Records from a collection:
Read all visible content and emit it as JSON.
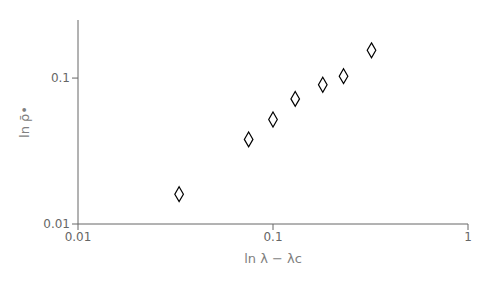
{
  "chart_data": {
    "type": "scatter",
    "x": [
      0.033,
      0.075,
      0.1,
      0.13,
      0.18,
      0.23,
      0.32
    ],
    "values": [
      0.016,
      0.038,
      0.052,
      0.072,
      0.09,
      0.103,
      0.155
    ],
    "xlabel": "ln λ − λc",
    "ylabel": "ln ρ̄•",
    "xlim": [
      0.01,
      1.0
    ],
    "ylim": [
      0.01,
      0.25
    ],
    "xticks": [
      0.01,
      0.1,
      1
    ],
    "yticks": [
      0.01,
      0.1
    ],
    "log": true,
    "grid": false,
    "marker": "diamond",
    "color": "black"
  }
}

**Objective:**
Set every line down exactly as written, leaving each picture out.

**Solved exercise:**
Read all visible content and emit it as JSON.
{
  "chart_data": {
    "type": "scatter",
    "x": [
      0.033,
      0.075,
      0.1,
      0.13,
      0.18,
      0.23,
      0.32
    ],
    "values": [
      0.016,
      0.038,
      0.052,
      0.072,
      0.09,
      0.103,
      0.155
    ],
    "xlabel": "ln λ − λc",
    "ylabel": "ln ρ̄•",
    "xlim": [
      0.01,
      1.0
    ],
    "ylim": [
      0.01,
      0.25
    ],
    "xticks": [
      0.01,
      0.1,
      1
    ],
    "yticks": [
      0.01,
      0.1
    ],
    "log": true,
    "grid": false,
    "marker": "diamond",
    "color": "black"
  }
}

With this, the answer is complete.